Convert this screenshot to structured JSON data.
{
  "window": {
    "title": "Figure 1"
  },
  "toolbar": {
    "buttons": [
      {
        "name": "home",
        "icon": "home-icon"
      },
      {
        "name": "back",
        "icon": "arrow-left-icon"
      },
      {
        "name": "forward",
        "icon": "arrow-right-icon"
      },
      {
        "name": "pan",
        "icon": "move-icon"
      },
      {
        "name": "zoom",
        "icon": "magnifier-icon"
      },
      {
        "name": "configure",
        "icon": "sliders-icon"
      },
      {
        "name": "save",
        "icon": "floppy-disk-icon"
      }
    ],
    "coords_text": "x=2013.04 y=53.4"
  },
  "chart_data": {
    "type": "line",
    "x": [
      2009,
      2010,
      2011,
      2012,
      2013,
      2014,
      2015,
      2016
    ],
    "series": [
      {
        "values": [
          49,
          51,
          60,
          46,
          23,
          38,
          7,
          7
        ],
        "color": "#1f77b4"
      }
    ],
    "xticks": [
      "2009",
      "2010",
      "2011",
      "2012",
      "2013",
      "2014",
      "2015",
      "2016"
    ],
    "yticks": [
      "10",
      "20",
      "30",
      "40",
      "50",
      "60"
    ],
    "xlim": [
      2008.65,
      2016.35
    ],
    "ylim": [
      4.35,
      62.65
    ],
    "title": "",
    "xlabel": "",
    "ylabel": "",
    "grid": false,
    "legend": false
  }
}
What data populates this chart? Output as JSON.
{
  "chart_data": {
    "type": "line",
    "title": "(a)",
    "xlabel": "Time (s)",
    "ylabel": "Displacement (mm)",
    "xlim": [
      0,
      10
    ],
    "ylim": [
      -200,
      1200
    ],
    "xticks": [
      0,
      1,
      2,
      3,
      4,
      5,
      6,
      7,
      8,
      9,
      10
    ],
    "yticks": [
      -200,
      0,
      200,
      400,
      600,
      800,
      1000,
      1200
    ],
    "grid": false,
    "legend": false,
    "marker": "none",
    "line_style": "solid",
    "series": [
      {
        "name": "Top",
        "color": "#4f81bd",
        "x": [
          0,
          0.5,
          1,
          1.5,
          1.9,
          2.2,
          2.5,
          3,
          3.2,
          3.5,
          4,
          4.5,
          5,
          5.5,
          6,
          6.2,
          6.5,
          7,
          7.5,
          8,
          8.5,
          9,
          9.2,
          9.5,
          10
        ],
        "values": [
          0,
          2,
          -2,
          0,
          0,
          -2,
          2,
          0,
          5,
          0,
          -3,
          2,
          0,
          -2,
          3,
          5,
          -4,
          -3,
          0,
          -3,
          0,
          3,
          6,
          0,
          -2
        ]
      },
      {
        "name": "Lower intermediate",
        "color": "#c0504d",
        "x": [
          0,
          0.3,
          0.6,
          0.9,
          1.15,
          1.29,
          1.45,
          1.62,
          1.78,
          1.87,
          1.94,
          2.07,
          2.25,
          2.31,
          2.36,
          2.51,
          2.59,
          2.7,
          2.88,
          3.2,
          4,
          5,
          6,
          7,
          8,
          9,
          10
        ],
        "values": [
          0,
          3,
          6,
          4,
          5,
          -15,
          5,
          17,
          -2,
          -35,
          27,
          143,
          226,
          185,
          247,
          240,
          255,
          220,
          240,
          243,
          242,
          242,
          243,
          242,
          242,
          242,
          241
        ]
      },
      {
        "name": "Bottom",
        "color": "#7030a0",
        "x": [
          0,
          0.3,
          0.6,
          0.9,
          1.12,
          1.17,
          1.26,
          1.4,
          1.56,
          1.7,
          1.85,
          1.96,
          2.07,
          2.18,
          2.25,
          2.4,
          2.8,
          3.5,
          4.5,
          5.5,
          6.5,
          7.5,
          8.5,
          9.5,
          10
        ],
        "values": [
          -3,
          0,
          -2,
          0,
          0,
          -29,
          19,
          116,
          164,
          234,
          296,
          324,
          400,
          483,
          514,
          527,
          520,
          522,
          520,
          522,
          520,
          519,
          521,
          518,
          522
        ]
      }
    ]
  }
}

--

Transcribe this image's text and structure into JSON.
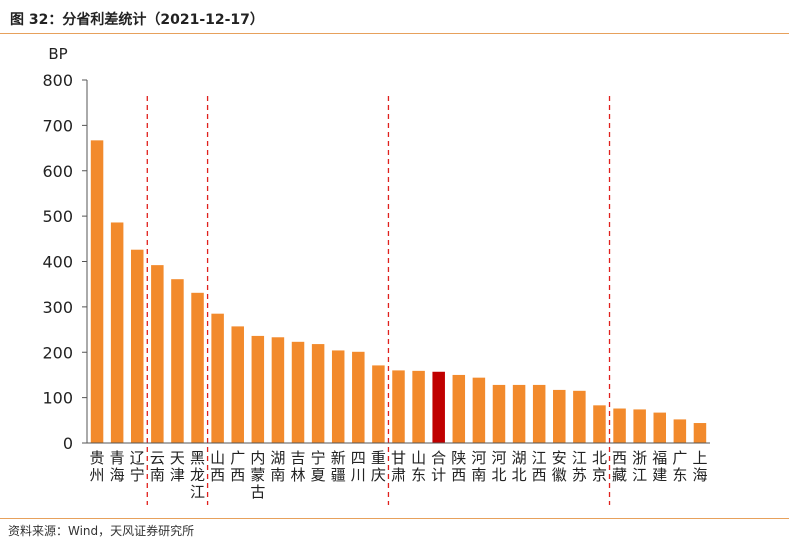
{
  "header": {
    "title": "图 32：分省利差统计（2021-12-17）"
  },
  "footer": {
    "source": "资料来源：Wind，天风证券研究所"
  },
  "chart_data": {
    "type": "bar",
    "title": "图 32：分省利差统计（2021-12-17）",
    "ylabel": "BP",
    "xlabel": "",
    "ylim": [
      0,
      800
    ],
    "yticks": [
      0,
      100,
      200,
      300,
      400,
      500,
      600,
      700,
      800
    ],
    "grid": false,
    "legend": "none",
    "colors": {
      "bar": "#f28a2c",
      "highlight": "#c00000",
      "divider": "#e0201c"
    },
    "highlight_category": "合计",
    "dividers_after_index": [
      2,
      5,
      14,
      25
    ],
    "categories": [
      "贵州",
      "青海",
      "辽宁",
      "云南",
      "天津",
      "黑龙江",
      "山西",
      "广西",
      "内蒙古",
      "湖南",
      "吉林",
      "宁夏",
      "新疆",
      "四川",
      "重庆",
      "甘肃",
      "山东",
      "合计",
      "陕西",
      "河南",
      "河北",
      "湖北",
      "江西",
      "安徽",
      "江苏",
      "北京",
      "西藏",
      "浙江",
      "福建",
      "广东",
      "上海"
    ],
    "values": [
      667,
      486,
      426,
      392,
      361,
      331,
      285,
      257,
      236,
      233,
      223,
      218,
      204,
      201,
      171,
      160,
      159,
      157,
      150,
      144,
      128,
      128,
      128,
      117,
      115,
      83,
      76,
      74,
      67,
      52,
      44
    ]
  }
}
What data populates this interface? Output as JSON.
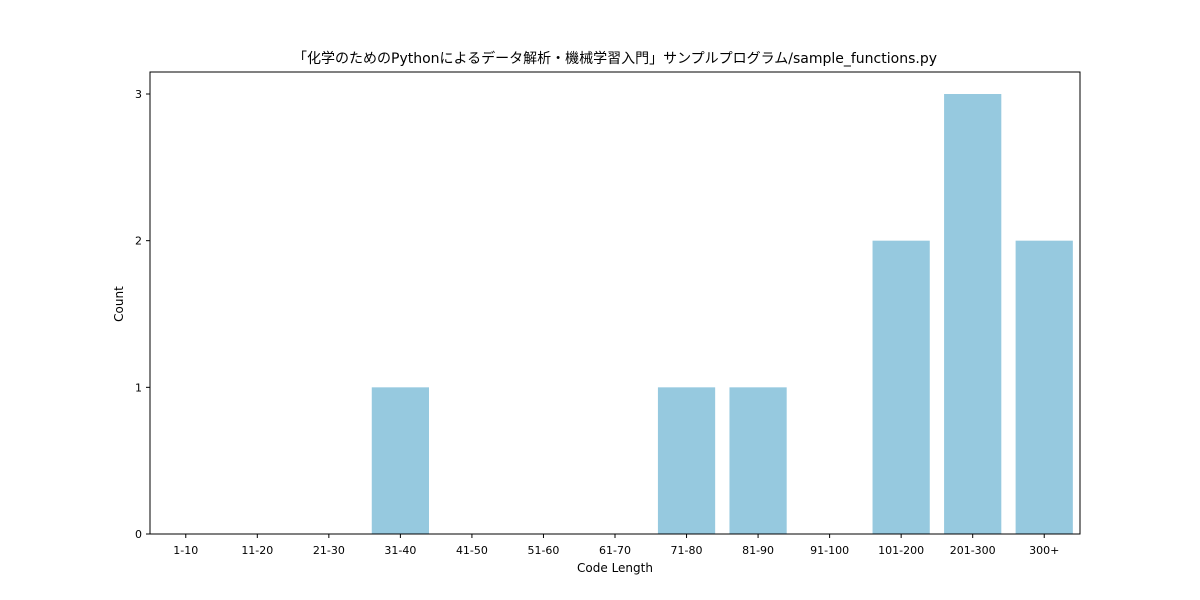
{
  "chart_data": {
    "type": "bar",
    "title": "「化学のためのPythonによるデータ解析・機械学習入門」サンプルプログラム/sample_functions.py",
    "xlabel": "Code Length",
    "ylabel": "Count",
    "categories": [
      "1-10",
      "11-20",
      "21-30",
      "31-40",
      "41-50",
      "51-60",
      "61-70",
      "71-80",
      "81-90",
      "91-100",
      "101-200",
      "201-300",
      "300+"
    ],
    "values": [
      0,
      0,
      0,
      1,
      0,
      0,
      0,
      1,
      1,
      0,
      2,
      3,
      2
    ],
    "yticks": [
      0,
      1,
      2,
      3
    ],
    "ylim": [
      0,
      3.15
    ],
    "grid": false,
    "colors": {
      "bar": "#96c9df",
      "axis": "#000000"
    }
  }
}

---

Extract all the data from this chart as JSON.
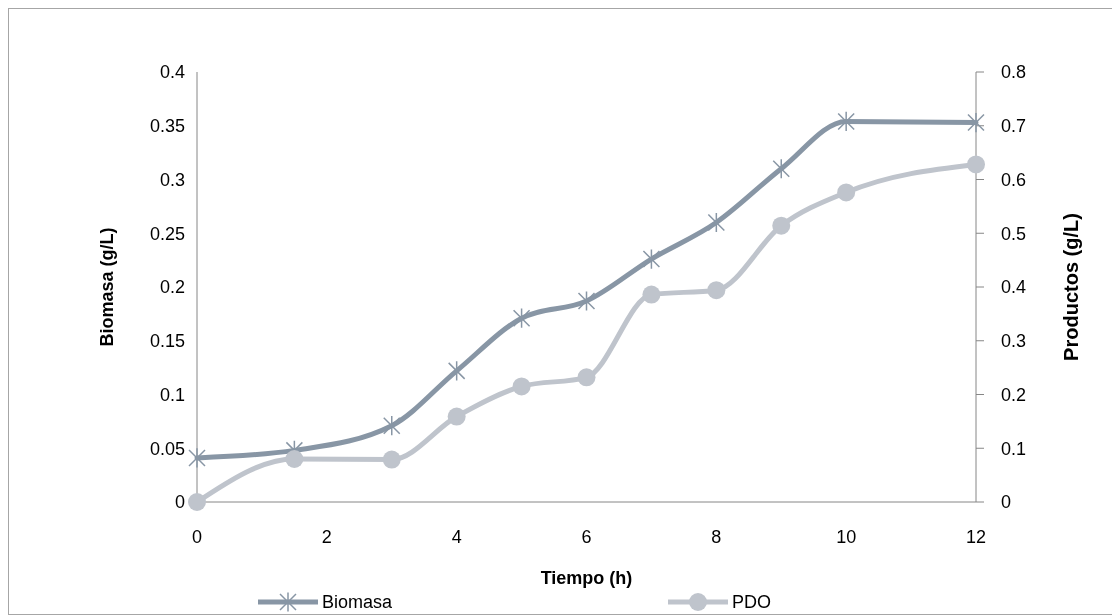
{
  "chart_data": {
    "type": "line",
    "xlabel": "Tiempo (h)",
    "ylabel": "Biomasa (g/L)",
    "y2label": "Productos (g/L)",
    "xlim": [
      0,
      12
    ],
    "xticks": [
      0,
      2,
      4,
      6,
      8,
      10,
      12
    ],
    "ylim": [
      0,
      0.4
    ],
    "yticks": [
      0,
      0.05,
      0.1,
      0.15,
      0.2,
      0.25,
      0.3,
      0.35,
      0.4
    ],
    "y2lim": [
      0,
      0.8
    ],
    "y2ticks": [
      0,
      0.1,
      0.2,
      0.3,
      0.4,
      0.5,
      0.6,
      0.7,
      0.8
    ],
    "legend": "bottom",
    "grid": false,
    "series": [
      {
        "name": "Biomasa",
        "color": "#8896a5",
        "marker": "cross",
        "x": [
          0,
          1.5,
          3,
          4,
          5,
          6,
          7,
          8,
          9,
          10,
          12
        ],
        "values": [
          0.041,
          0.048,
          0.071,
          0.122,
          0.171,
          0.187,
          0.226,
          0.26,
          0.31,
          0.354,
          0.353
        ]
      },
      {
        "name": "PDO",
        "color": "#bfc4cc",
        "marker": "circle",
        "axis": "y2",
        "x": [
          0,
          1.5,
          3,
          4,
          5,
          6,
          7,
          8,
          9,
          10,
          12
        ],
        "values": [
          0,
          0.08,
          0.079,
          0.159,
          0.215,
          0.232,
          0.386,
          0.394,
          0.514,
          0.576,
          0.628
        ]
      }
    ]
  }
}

- Work to be completed
Going through the data above, count the lines where the string "marker" appears, and answer with only that number.

- Output for this task
3